*Your task*:
Below are records; state how many of their lines hold the word "Circuit", and give only the figure.

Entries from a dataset
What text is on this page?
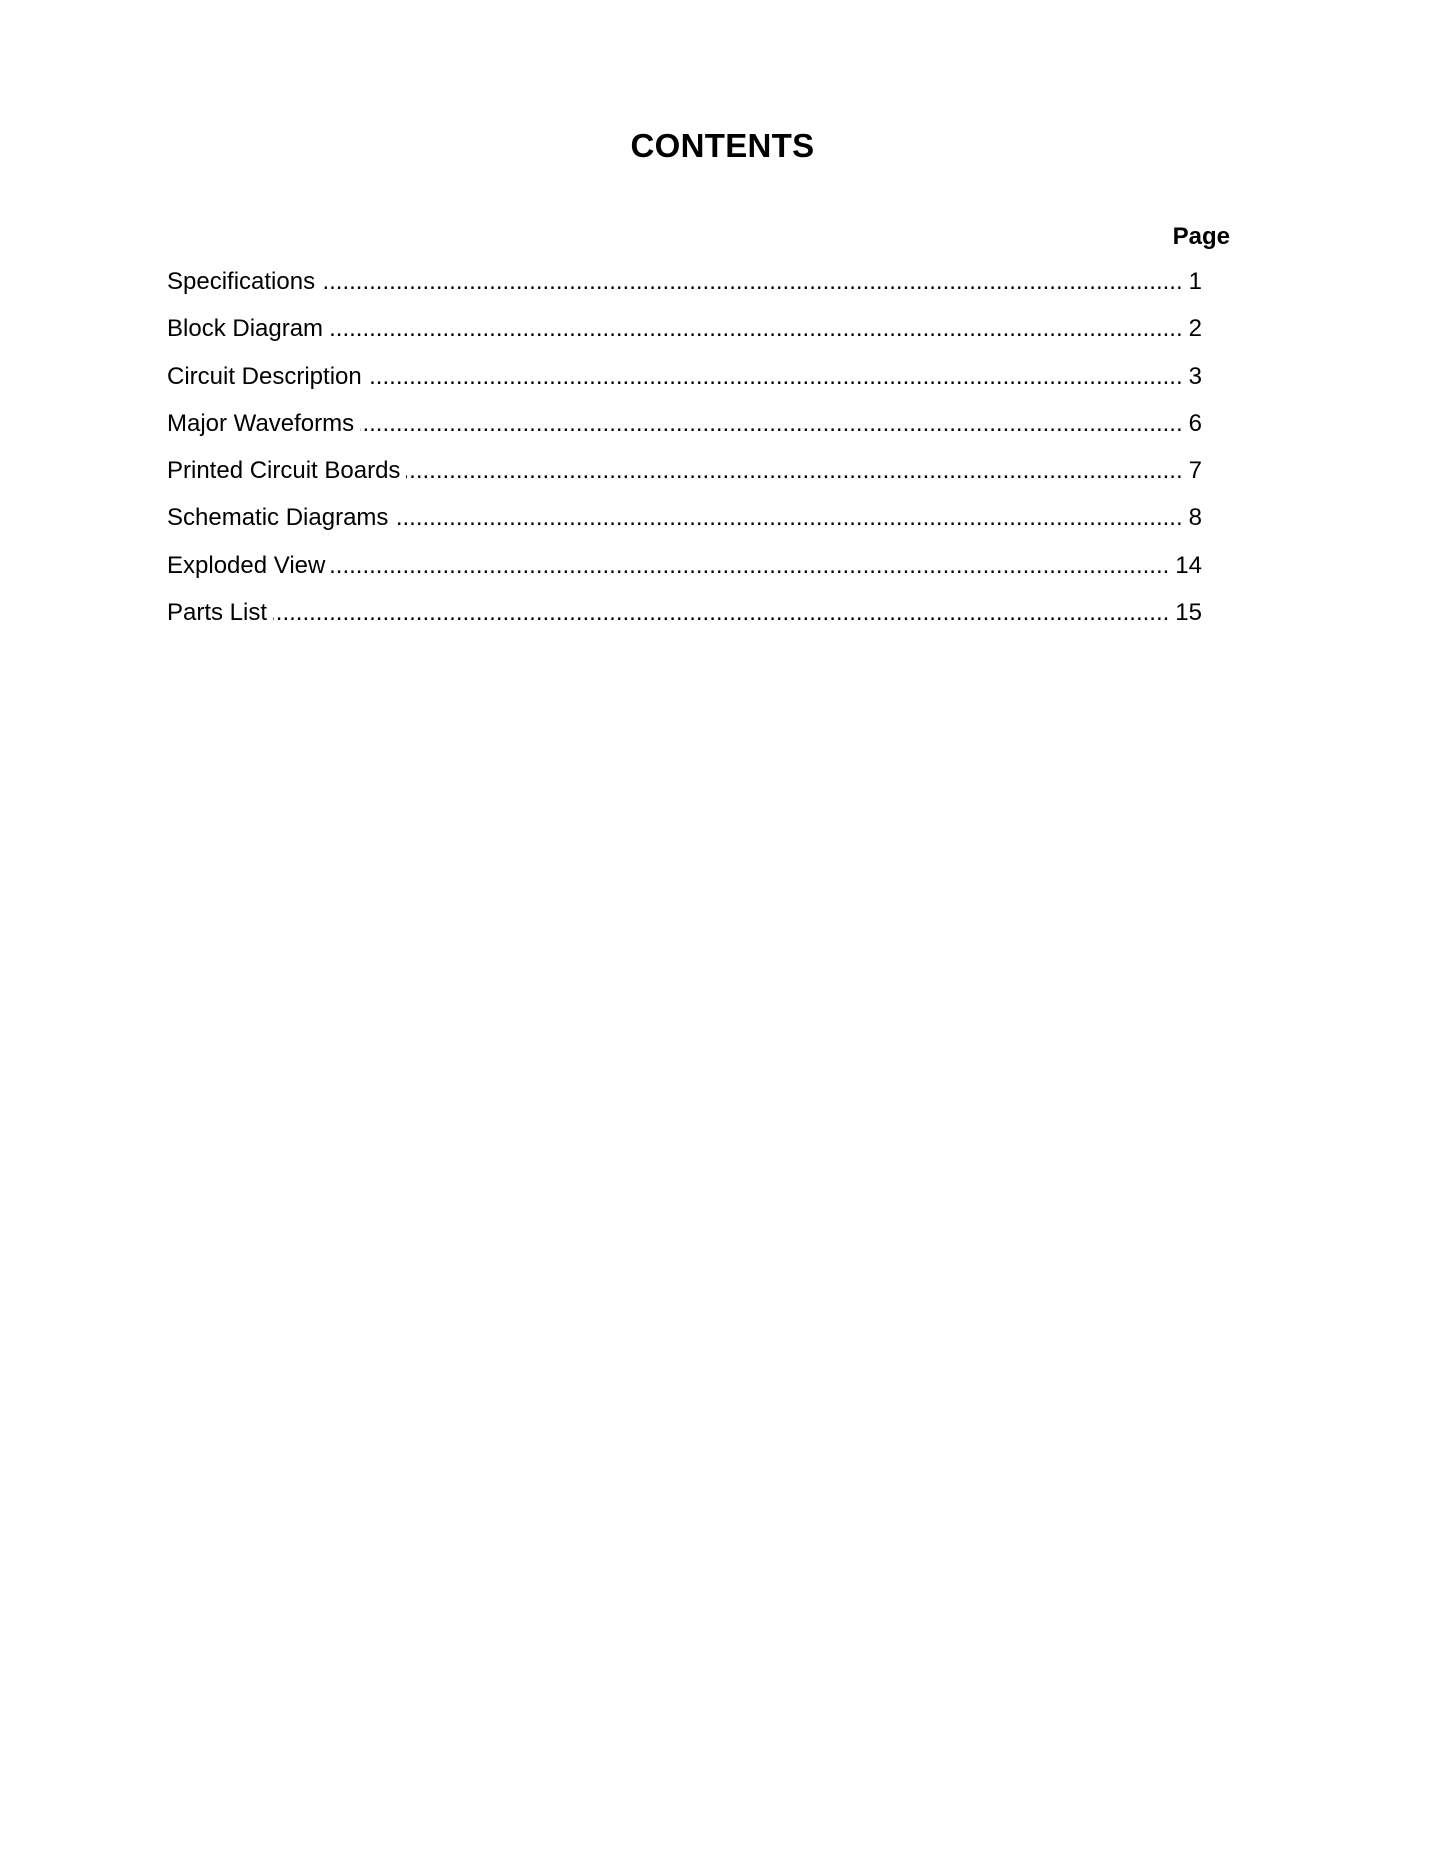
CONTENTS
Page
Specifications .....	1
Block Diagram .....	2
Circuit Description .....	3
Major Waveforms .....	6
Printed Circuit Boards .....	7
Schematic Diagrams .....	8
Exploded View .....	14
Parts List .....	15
---
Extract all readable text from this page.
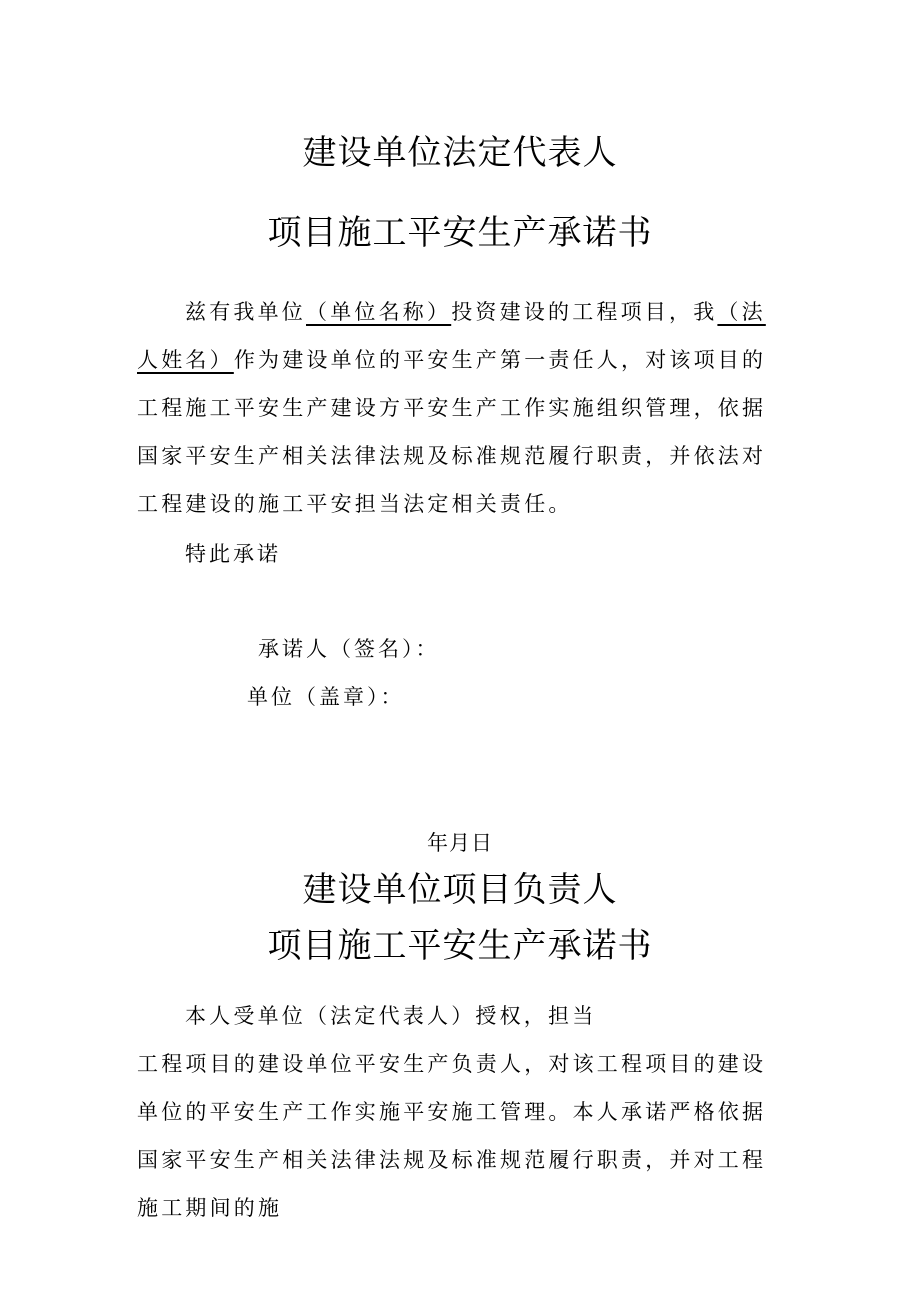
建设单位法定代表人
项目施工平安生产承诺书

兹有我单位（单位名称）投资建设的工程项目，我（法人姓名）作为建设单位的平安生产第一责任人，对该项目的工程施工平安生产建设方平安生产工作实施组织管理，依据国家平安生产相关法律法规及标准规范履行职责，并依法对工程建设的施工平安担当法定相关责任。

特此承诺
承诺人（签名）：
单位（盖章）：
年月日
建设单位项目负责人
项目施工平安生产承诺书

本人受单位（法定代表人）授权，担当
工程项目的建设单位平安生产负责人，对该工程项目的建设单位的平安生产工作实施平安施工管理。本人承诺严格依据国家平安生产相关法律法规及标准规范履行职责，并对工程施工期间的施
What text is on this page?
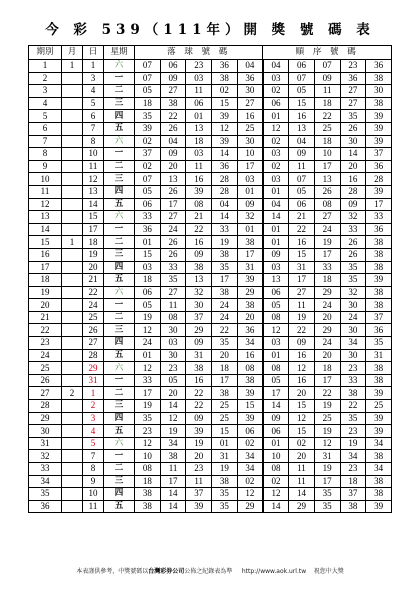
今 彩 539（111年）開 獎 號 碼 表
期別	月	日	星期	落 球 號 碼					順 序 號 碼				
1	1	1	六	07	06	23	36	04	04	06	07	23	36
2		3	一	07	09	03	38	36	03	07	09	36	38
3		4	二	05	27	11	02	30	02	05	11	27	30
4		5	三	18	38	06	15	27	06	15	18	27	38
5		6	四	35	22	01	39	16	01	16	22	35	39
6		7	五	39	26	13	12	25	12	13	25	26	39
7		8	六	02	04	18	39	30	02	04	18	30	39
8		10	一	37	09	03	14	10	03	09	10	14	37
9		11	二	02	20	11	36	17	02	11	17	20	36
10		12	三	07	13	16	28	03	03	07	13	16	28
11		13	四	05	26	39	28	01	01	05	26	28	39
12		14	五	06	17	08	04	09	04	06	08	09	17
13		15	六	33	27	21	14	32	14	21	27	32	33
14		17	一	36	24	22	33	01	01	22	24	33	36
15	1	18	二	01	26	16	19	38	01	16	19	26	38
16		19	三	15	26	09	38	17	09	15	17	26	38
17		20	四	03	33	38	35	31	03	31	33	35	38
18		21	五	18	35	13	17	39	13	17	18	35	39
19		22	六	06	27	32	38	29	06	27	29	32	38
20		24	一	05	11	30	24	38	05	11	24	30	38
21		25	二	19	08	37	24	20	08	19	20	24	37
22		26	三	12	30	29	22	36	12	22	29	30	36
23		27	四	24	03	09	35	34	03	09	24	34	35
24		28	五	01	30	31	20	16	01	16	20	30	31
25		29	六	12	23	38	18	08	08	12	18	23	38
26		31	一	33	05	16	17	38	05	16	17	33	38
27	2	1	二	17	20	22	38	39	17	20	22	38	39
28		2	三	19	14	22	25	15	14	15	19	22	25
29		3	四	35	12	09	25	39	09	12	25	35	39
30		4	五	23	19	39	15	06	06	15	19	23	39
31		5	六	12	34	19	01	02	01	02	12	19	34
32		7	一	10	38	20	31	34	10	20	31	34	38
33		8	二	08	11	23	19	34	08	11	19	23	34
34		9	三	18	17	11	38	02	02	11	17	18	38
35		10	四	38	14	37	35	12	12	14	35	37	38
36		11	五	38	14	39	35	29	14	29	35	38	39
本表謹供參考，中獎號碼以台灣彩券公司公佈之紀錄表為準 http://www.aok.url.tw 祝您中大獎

*Exercise result*:
2